Extracted data

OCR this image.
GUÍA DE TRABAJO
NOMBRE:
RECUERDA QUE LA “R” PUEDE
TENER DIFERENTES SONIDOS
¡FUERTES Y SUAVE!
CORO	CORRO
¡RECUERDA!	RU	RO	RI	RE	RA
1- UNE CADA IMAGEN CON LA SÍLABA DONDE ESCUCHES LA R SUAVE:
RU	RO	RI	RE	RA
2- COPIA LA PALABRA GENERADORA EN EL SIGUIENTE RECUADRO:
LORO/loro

Exercise objective
Output the records above in their entirety, exactly.

Solution for this task
OCR this image.
GUÍA DE TRABAJO
NOMBRE:
RECUERDA QUE LA “R” PUEDE
TENER DIFERENTES SONIDOS
¡FUERTES Y SUAVE!
CORO	CORRO
¡RECUERDA!	RU	RO	RI	RE	RA
1- UNE CADA IMAGEN CON LA SÍLABA DONDE ESCUCHES LA R SUAVE:
RU	RO	RI	RE	RA
2- COPIA LA PALABRA GENERADORA EN EL SIGUIENTE RECUADRO:
LORO/loro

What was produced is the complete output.